DIRECTIVE —
Output the material below in its entirety, exactly as given.
━━━━━ DATA EXCERPTS ━━━━━
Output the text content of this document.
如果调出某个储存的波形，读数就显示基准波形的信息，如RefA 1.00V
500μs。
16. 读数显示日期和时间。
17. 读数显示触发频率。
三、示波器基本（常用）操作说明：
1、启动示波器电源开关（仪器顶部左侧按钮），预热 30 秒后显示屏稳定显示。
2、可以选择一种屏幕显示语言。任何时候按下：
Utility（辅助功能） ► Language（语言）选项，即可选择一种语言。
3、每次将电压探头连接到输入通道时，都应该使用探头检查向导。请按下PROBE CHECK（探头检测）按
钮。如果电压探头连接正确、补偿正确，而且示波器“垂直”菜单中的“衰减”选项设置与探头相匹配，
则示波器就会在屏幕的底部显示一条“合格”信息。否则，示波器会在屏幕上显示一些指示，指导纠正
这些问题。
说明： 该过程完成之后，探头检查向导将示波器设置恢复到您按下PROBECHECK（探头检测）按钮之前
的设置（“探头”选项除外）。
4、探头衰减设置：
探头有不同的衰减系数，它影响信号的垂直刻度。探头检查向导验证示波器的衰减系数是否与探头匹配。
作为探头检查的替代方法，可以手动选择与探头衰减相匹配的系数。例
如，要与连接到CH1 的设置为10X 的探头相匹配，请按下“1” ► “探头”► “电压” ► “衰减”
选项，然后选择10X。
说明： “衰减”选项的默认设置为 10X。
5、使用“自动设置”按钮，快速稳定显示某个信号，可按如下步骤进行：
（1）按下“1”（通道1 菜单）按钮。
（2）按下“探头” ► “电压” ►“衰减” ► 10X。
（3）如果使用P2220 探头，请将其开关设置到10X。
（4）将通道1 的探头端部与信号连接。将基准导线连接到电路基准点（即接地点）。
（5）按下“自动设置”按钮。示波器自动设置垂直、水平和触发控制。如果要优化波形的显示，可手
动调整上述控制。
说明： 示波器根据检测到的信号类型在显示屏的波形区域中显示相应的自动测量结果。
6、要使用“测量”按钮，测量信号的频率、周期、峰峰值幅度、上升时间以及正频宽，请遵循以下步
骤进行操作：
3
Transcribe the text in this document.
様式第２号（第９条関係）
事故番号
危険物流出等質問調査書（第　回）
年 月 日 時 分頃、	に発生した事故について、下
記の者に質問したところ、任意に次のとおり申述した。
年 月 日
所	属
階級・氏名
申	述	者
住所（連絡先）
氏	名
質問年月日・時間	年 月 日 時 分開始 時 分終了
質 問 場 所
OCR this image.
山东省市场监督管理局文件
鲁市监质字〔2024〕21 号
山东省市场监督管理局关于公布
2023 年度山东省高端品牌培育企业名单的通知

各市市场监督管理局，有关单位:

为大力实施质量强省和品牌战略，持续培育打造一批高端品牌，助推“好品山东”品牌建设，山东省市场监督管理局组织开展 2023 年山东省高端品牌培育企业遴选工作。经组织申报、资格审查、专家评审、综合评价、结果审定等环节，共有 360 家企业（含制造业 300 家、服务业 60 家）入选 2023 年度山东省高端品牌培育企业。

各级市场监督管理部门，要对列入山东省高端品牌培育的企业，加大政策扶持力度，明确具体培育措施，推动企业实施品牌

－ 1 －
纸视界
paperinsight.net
━━━━━
ANSWER FOR THE TASK —
Output the text content of this document.
如果调出某个储存的波形，读数就显示基准波形的信息，如RefA 1.00V
500μs。
16. 读数显示日期和时间。
17. 读数显示触发频率。
三、示波器基本（常用）操作说明：
1、启动示波器电源开关（仪器顶部左侧按钮），预热 30 秒后显示屏稳定显示。
2、可以选择一种屏幕显示语言。任何时候按下：
Utility（辅助功能） ► Language（语言）选项，即可选择一种语言。
3、每次将电压探头连接到输入通道时，都应该使用探头检查向导。请按下PROBE CHECK（探头检测）按
钮。如果电压探头连接正确、补偿正确，而且示波器“垂直”菜单中的“衰减”选项设置与探头相匹配，
则示波器就会在屏幕的底部显示一条“合格”信息。否则，示波器会在屏幕上显示一些指示，指导纠正
这些问题。
说明： 该过程完成之后，探头检查向导将示波器设置恢复到您按下PROBECHECK（探头检测）按钮之前
的设置（“探头”选项除外）。
4、探头衰减设置：
探头有不同的衰减系数，它影响信号的垂直刻度。探头检查向导验证示波器的衰减系数是否与探头匹配。
作为探头检查的替代方法，可以手动选择与探头衰减相匹配的系数。例
如，要与连接到CH1 的设置为10X 的探头相匹配，请按下“1” ► “探头”► “电压” ► “衰减”
选项，然后选择10X。
说明： “衰减”选项的默认设置为 10X。
5、使用“自动设置”按钮，快速稳定显示某个信号，可按如下步骤进行：
（1）按下“1”（通道1 菜单）按钮。
（2）按下“探头” ► “电压” ►“衰减” ► 10X。
（3）如果使用P2220 探头，请将其开关设置到10X。
（4）将通道1 的探头端部与信号连接。将基准导线连接到电路基准点（即接地点）。
（5）按下“自动设置”按钮。示波器自动设置垂直、水平和触发控制。如果要优化波形的显示，可手
动调整上述控制。
说明： 示波器根据检测到的信号类型在显示屏的波形区域中显示相应的自动测量结果。
6、要使用“测量”按钮，测量信号的频率、周期、峰峰值幅度、上升时间以及正频宽，请遵循以下步
骤进行操作：
3
Transcribe the text in this document.
様式第２号（第９条関係）
事故番号
危険物流出等質問調査書（第　回）
年 月 日 時 分頃、	に発生した事故について、下
記の者に質問したところ、任意に次のとおり申述した。
年 月 日
所	属
階級・氏名
申	述	者
住所（連絡先）
氏	名
質問年月日・時間	年 月 日 時 分開始 時 分終了
質 問 場 所
OCR this image.
山东省市场监督管理局文件
鲁市监质字〔2024〕21 号
山东省市场监督管理局关于公布
2023 年度山东省高端品牌培育企业名单的通知

各市市场监督管理局，有关单位:

为大力实施质量强省和品牌战略，持续培育打造一批高端品牌，助推“好品山东”品牌建设，山东省市场监督管理局组织开展 2023 年山东省高端品牌培育企业遴选工作。经组织申报、资格审查、专家评审、综合评价、结果审定等环节，共有 360 家企业（含制造业 300 家、服务业 60 家）入选 2023 年度山东省高端品牌培育企业。

各级市场监督管理部门，要对列入山东省高端品牌培育的企业，加大政策扶持力度，明确具体培育措施，推动企业实施品牌

－ 1 －
纸视界
paperinsight.net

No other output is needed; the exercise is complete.